The problem:
Transcribe each line of the records below exactly, excluding any embedded images.

Input data:

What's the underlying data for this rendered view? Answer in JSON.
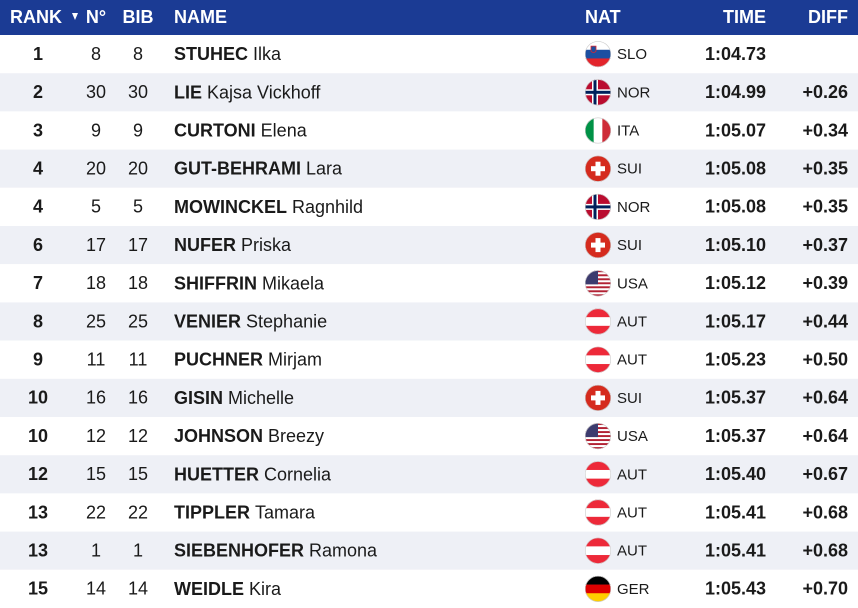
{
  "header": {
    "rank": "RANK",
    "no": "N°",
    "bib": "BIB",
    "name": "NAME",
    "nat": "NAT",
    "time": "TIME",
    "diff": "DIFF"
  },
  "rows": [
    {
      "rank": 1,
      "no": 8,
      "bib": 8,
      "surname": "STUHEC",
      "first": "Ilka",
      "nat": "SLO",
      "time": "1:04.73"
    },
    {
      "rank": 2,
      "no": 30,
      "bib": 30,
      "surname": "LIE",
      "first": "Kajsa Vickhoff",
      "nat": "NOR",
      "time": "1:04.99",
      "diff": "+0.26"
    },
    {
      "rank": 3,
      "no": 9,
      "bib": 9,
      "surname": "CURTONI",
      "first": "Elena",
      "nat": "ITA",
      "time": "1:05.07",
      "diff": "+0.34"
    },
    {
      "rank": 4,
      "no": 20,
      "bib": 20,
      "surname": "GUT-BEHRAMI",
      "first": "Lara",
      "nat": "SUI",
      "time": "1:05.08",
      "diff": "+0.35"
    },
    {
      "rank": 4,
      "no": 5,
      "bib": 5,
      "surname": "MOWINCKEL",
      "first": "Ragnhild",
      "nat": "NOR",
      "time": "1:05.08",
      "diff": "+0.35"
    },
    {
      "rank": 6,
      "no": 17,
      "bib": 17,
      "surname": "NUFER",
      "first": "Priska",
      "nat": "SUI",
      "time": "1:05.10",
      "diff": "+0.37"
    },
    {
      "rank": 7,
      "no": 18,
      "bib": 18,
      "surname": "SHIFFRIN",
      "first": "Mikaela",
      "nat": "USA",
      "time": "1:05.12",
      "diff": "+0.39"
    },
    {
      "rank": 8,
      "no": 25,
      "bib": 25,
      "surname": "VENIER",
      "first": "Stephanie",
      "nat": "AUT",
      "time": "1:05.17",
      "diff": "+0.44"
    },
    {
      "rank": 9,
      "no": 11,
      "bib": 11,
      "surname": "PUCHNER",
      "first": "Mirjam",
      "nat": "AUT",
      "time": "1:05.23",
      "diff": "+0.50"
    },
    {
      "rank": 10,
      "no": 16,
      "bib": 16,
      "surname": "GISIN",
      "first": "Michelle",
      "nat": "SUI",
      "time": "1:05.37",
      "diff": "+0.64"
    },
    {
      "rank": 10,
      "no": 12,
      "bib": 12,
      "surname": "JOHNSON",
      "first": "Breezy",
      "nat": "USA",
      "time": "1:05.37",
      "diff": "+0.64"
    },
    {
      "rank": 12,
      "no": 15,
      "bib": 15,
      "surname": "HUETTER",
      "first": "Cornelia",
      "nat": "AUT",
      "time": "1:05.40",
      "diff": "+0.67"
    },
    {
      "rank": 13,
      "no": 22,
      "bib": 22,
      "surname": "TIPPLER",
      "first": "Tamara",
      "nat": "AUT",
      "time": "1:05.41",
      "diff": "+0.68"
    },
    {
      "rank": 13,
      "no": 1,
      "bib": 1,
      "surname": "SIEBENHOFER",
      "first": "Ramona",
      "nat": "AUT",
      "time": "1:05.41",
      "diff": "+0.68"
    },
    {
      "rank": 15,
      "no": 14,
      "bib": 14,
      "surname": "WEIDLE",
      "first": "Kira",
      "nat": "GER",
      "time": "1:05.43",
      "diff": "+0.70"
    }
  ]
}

Expected answer:
What's the underlying data for this rendered view? Answer in JSON.
{
  "header": {
    "rank": "RANK",
    "no": "N°",
    "bib": "BIB",
    "name": "NAME",
    "nat": "NAT",
    "time": "TIME",
    "diff": "DIFF"
  },
  "rows": [
    {
      "rank": 1,
      "no": 8,
      "bib": 8,
      "surname": "STUHEC",
      "first": "Ilka",
      "nat": "SLO",
      "time": "1:04.73"
    },
    {
      "rank": 2,
      "no": 30,
      "bib": 30,
      "surname": "LIE",
      "first": "Kajsa Vickhoff",
      "nat": "NOR",
      "time": "1:04.99",
      "diff": "+0.26"
    },
    {
      "rank": 3,
      "no": 9,
      "bib": 9,
      "surname": "CURTONI",
      "first": "Elena",
      "nat": "ITA",
      "time": "1:05.07",
      "diff": "+0.34"
    },
    {
      "rank": 4,
      "no": 20,
      "bib": 20,
      "surname": "GUT-BEHRAMI",
      "first": "Lara",
      "nat": "SUI",
      "time": "1:05.08",
      "diff": "+0.35"
    },
    {
      "rank": 4,
      "no": 5,
      "bib": 5,
      "surname": "MOWINCKEL",
      "first": "Ragnhild",
      "nat": "NOR",
      "time": "1:05.08",
      "diff": "+0.35"
    },
    {
      "rank": 6,
      "no": 17,
      "bib": 17,
      "surname": "NUFER",
      "first": "Priska",
      "nat": "SUI",
      "time": "1:05.10",
      "diff": "+0.37"
    },
    {
      "rank": 7,
      "no": 18,
      "bib": 18,
      "surname": "SHIFFRIN",
      "first": "Mikaela",
      "nat": "USA",
      "time": "1:05.12",
      "diff": "+0.39"
    },
    {
      "rank": 8,
      "no": 25,
      "bib": 25,
      "surname": "VENIER",
      "first": "Stephanie",
      "nat": "AUT",
      "time": "1:05.17",
      "diff": "+0.44"
    },
    {
      "rank": 9,
      "no": 11,
      "bib": 11,
      "surname": "PUCHNER",
      "first": "Mirjam",
      "nat": "AUT",
      "time": "1:05.23",
      "diff": "+0.50"
    },
    {
      "rank": 10,
      "no": 16,
      "bib": 16,
      "surname": "GISIN",
      "first": "Michelle",
      "nat": "SUI",
      "time": "1:05.37",
      "diff": "+0.64"
    },
    {
      "rank": 10,
      "no": 12,
      "bib": 12,
      "surname": "JOHNSON",
      "first": "Breezy",
      "nat": "USA",
      "time": "1:05.37",
      "diff": "+0.64"
    },
    {
      "rank": 12,
      "no": 15,
      "bib": 15,
      "surname": "HUETTER",
      "first": "Cornelia",
      "nat": "AUT",
      "time": "1:05.40",
      "diff": "+0.67"
    },
    {
      "rank": 13,
      "no": 22,
      "bib": 22,
      "surname": "TIPPLER",
      "first": "Tamara",
      "nat": "AUT",
      "time": "1:05.41",
      "diff": "+0.68"
    },
    {
      "rank": 13,
      "no": 1,
      "bib": 1,
      "surname": "SIEBENHOFER",
      "first": "Ramona",
      "nat": "AUT",
      "time": "1:05.41",
      "diff": "+0.68"
    },
    {
      "rank": 15,
      "no": 14,
      "bib": 14,
      "surname": "WEIDLE",
      "first": "Kira",
      "nat": "GER",
      "time": "1:05.43",
      "diff": "+0.70"
    }
  ]
}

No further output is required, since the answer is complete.